══ Input records ══
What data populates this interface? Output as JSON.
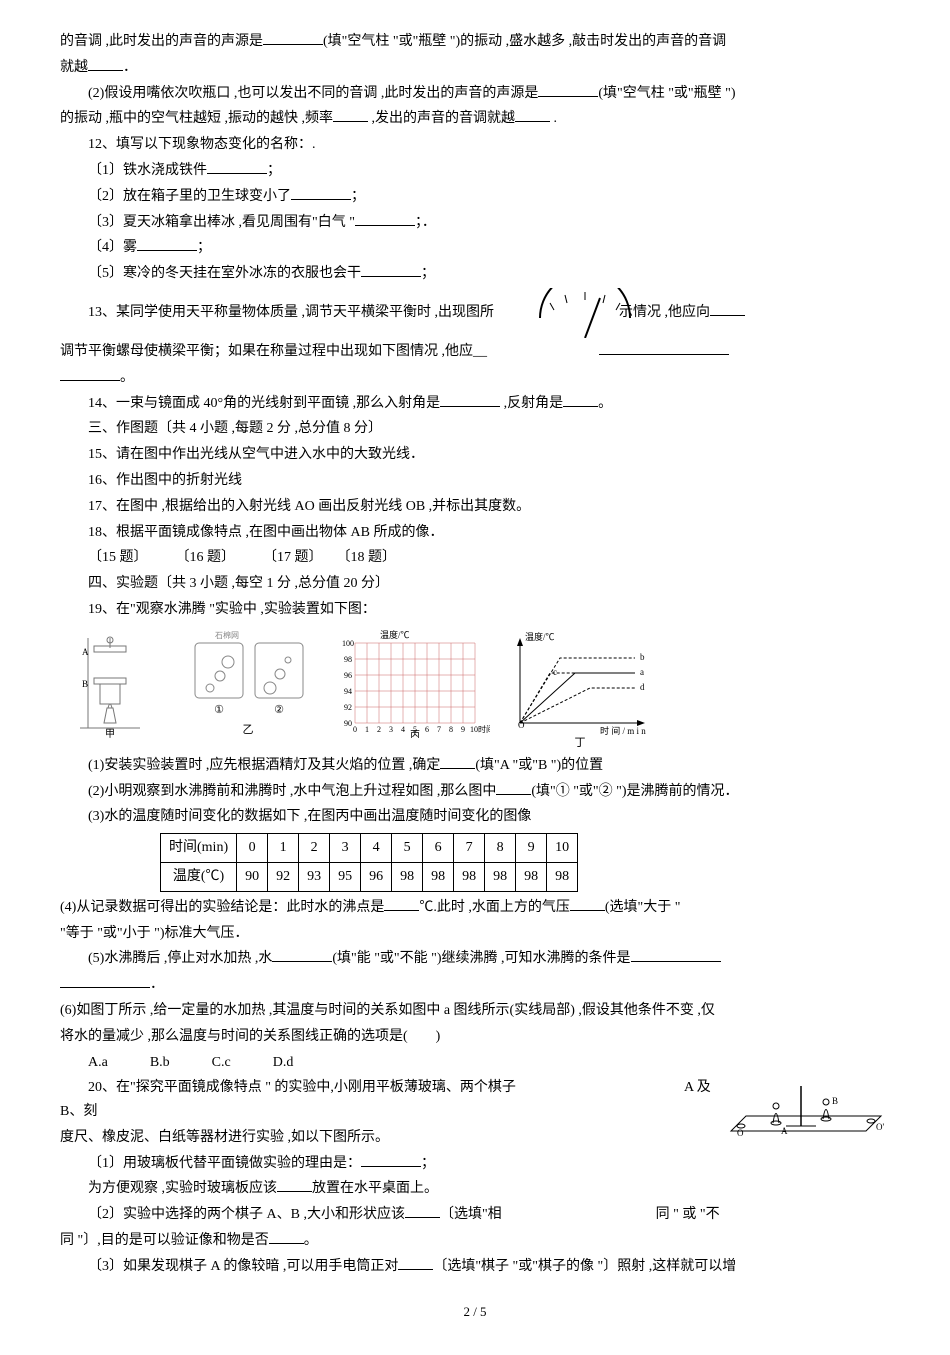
{
  "q11_line1": "的音调 ,此时发出的声音的声源是",
  "q11_fill1_hint": "(填\"空气柱 \"或\"瓶壁 \")的振动 ,盛水越多 ,敲击时发出的声音的音调",
  "q11_line2": "就越",
  "q11_2": " (2)假设用嘴依次吹瓶口 ,也可以发出不同的音调 ,此时发出的声音的声源是",
  "q11_2_hint": "(填\"空气柱 \"或\"瓶壁 \")",
  "q11_2b": "的振动 ,瓶中的空气柱越短 ,振动的越快 ,频率",
  "q11_2c": " ,发出的声音的音调就越",
  "q11_2d": " .",
  "q12_title": "12、填写以下现象物态变化的名称：.",
  "q12_1": "〔1〕铁水浇成铁件",
  "q12_2": "〔2〕放在箱子里的卫生球变小了",
  "q12_3": "〔3〕夏天冰箱拿出棒冰 ,看见周围有\"白气 \"",
  "q12_4": "〔4〕雾",
  "q12_5": "〔5〕寒冷的冬天挂在室外冰冻的衣服也会干",
  "q13a": "13、某同学使用天平称量物体质量 ,调节天平横梁平衡时 ,出现图所",
  "q13b": "示情况 ,他应向",
  "q13c": "调节平衡螺母使横梁平衡；如果在称量过程中出现如下图情况 ,他应__",
  "q13d": "。",
  "q14": "14、一束与镜面成 40°角的光线射到平面镜 ,那么入射角是",
  "q14b": " ,反射角是",
  "q14c": "。",
  "sec3": "三、作图题〔共 4 小题 ,每题 2 分 ,总分值 8 分〕",
  "q15": "15、请在图中作出光线从空气中进入水中的大致光线．",
  "q16": "16、作出图中的折射光线",
  "q17": "17、在图中 ,根据给出的入射光线 AO 画出反射光线 OB ,并标出其度数。",
  "q18": "18、根据平面镜成像特点 ,在图中画出物体 AB 所成的像．",
  "q_labels": "〔15 题〕　　　〔16 题〕　　　〔17 题〕　　〔18 题〕",
  "sec4": "四、实验题〔共 3 小题 ,每空 1 分 ,总分值 20 分〕",
  "q19_title": "19、在\"观察水沸腾 \"实验中 ,实验装置如下图：",
  "q19_1": "(1)安装实验装置时 ,应先根据酒精灯及其火焰的位置 ,确定",
  "q19_1b": "(填\"A \"或\"B \")的位置",
  "q19_2": "(2)小明观察到水沸腾前和沸腾时 ,水中气泡上升过程如图 ,那么图中",
  "q19_2b": "(填\"① \"或\"② \")是沸腾前的情况．",
  "q19_3": "(3)水的温度随时间变化的数据如下 ,在图丙中画出温度随时间变化的图像",
  "table": {
    "headers": [
      "时间(min)",
      "0",
      "1",
      "2",
      "3",
      "4",
      "5",
      "6",
      "7",
      "8",
      "9",
      "10"
    ],
    "row_label": "温度(℃)",
    "values": [
      "90",
      "92",
      "93",
      "95",
      "96",
      "98",
      "98",
      "98",
      "98",
      "98",
      "98"
    ]
  },
  "q19_4a": " (4)从记录数据可得出的实验结论是：此时水的沸点是",
  "q19_4b": "℃.此时 ,水面上方的气压",
  "q19_4c": "(选填\"大于 \"",
  "q19_4d": "\"等于 \"或\"小于 \")标准大气压．",
  "q19_5a": "(5)水沸腾后 ,停止对水加热 ,水",
  "q19_5b": "(填\"能 \"或\"不能 \")继续沸腾 ,可知水沸腾的条件是",
  "q19_5c": "．",
  "q19_6a": " (6)如图丁所示 ,给一定量的水加热 ,其温度与时间的关系如图中 a 图线所示(实线局部) ,假设其他条件不变 ,仅",
  "q19_6b": "将水的量减少 ,那么温度与时间的关系图线正确的选项是(　　)",
  "q19_6_opts": "A.a　　　B.b　　　C.c　　　D.d",
  "q20a": "20、在\"探究平面镜成像特点 \" 的实验中,小刚用平板薄玻璃、两个棋子",
  "q20a2": "A 及 B、刻",
  "q20b": "度尺、橡皮泥、白纸等器材进行实验 ,如以下图所示。",
  "q20_1a": "〔1〕用玻璃板代替平面镜做实验的理由是：",
  "q20_1b": "；",
  "q20_1c": "为方便观察 ,实验时玻璃板应该",
  "q20_1d": "放置在水平桌面上。",
  "q20_2a": "〔2〕实验中选择的两个棋子 A、B ,大小和形状应该",
  "q20_2b": "〔选填\"相",
  "q20_2c": "同 \" 或 \"不",
  "q20_2d": "同 \"〕,目的是可以验证像和物是否",
  "q20_2e": "。",
  "q20_3a": "〔3〕如果发现棋子 A 的像较暗 ,可以用手电筒正对",
  "q20_3b": "〔选填\"棋子 \"或\"棋子的像 \"〕照射 ,这样就可以增",
  "page_num": "2 / 5",
  "chart_bing": {
    "ylabel": "温度/℃",
    "xlabel": "时间/min",
    "yticks": [
      "90",
      "92",
      "94",
      "96",
      "98",
      "100"
    ],
    "xticks": [
      "0",
      "1",
      "2",
      "3",
      "4",
      "5",
      "6",
      "7",
      "8",
      "9",
      "10"
    ],
    "grid_color": "#cc5555",
    "axis_color": "#000"
  },
  "chart_ding": {
    "ylabel": "温度/℃",
    "xlabel": "时 间 / m i n",
    "lines": [
      "b",
      "a",
      "d",
      "c"
    ],
    "caption": "丁"
  }
}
═══
** Directive **
Output every entry exactly as given; pictures are not part of the copy.

** Finished answer **
What data populates this interface? Output as JSON.
{
  "q11_line1": "的音调 ,此时发出的声音的声源是",
  "q11_fill1_hint": "(填\"空气柱 \"或\"瓶壁 \")的振动 ,盛水越多 ,敲击时发出的声音的音调",
  "q11_line2": "就越",
  "q11_2": " (2)假设用嘴依次吹瓶口 ,也可以发出不同的音调 ,此时发出的声音的声源是",
  "q11_2_hint": "(填\"空气柱 \"或\"瓶壁 \")",
  "q11_2b": "的振动 ,瓶中的空气柱越短 ,振动的越快 ,频率",
  "q11_2c": " ,发出的声音的音调就越",
  "q11_2d": " .",
  "q12_title": "12、填写以下现象物态变化的名称：.",
  "q12_1": "〔1〕铁水浇成铁件",
  "q12_2": "〔2〕放在箱子里的卫生球变小了",
  "q12_3": "〔3〕夏天冰箱拿出棒冰 ,看见周围有\"白气 \"",
  "q12_4": "〔4〕雾",
  "q12_5": "〔5〕寒冷的冬天挂在室外冰冻的衣服也会干",
  "q13a": "13、某同学使用天平称量物体质量 ,调节天平横梁平衡时 ,出现图所",
  "q13b": "示情况 ,他应向",
  "q13c": "调节平衡螺母使横梁平衡；如果在称量过程中出现如下图情况 ,他应__",
  "q13d": "。",
  "q14": "14、一束与镜面成 40°角的光线射到平面镜 ,那么入射角是",
  "q14b": " ,反射角是",
  "q14c": "。",
  "sec3": "三、作图题〔共 4 小题 ,每题 2 分 ,总分值 8 分〕",
  "q15": "15、请在图中作出光线从空气中进入水中的大致光线．",
  "q16": "16、作出图中的折射光线",
  "q17": "17、在图中 ,根据给出的入射光线 AO 画出反射光线 OB ,并标出其度数。",
  "q18": "18、根据平面镜成像特点 ,在图中画出物体 AB 所成的像．",
  "q_labels": "〔15 题〕　　　〔16 题〕　　　〔17 题〕　　〔18 题〕",
  "sec4": "四、实验题〔共 3 小题 ,每空 1 分 ,总分值 20 分〕",
  "q19_title": "19、在\"观察水沸腾 \"实验中 ,实验装置如下图：",
  "q19_1": "(1)安装实验装置时 ,应先根据酒精灯及其火焰的位置 ,确定",
  "q19_1b": "(填\"A \"或\"B \")的位置",
  "q19_2": "(2)小明观察到水沸腾前和沸腾时 ,水中气泡上升过程如图 ,那么图中",
  "q19_2b": "(填\"① \"或\"② \")是沸腾前的情况．",
  "q19_3": "(3)水的温度随时间变化的数据如下 ,在图丙中画出温度随时间变化的图像",
  "table": {
    "headers": [
      "时间(min)",
      "0",
      "1",
      "2",
      "3",
      "4",
      "5",
      "6",
      "7",
      "8",
      "9",
      "10"
    ],
    "row_label": "温度(℃)",
    "values": [
      "90",
      "92",
      "93",
      "95",
      "96",
      "98",
      "98",
      "98",
      "98",
      "98",
      "98"
    ]
  },
  "q19_4a": " (4)从记录数据可得出的实验结论是：此时水的沸点是",
  "q19_4b": "℃.此时 ,水面上方的气压",
  "q19_4c": "(选填\"大于 \"",
  "q19_4d": "\"等于 \"或\"小于 \")标准大气压．",
  "q19_5a": "(5)水沸腾后 ,停止对水加热 ,水",
  "q19_5b": "(填\"能 \"或\"不能 \")继续沸腾 ,可知水沸腾的条件是",
  "q19_5c": "．",
  "q19_6a": " (6)如图丁所示 ,给一定量的水加热 ,其温度与时间的关系如图中 a 图线所示(实线局部) ,假设其他条件不变 ,仅",
  "q19_6b": "将水的量减少 ,那么温度与时间的关系图线正确的选项是(　　)",
  "q19_6_opts": "A.a　　　B.b　　　C.c　　　D.d",
  "q20a": "20、在\"探究平面镜成像特点 \" 的实验中,小刚用平板薄玻璃、两个棋子",
  "q20a2": "A 及 B、刻",
  "q20b": "度尺、橡皮泥、白纸等器材进行实验 ,如以下图所示。",
  "q20_1a": "〔1〕用玻璃板代替平面镜做实验的理由是：",
  "q20_1b": "；",
  "q20_1c": "为方便观察 ,实验时玻璃板应该",
  "q20_1d": "放置在水平桌面上。",
  "q20_2a": "〔2〕实验中选择的两个棋子 A、B ,大小和形状应该",
  "q20_2b": "〔选填\"相",
  "q20_2c": "同 \" 或 \"不",
  "q20_2d": "同 \"〕,目的是可以验证像和物是否",
  "q20_2e": "。",
  "q20_3a": "〔3〕如果发现棋子 A 的像较暗 ,可以用手电筒正对",
  "q20_3b": "〔选填\"棋子 \"或\"棋子的像 \"〕照射 ,这样就可以增",
  "page_num": "2 / 5",
  "chart_bing": {
    "ylabel": "温度/℃",
    "xlabel": "时间/min",
    "yticks": [
      "90",
      "92",
      "94",
      "96",
      "98",
      "100"
    ],
    "xticks": [
      "0",
      "1",
      "2",
      "3",
      "4",
      "5",
      "6",
      "7",
      "8",
      "9",
      "10"
    ],
    "grid_color": "#cc5555",
    "axis_color": "#000"
  },
  "chart_ding": {
    "ylabel": "温度/℃",
    "xlabel": "时 间 / m i n",
    "lines": [
      "b",
      "a",
      "d",
      "c"
    ],
    "caption": "丁"
  }
}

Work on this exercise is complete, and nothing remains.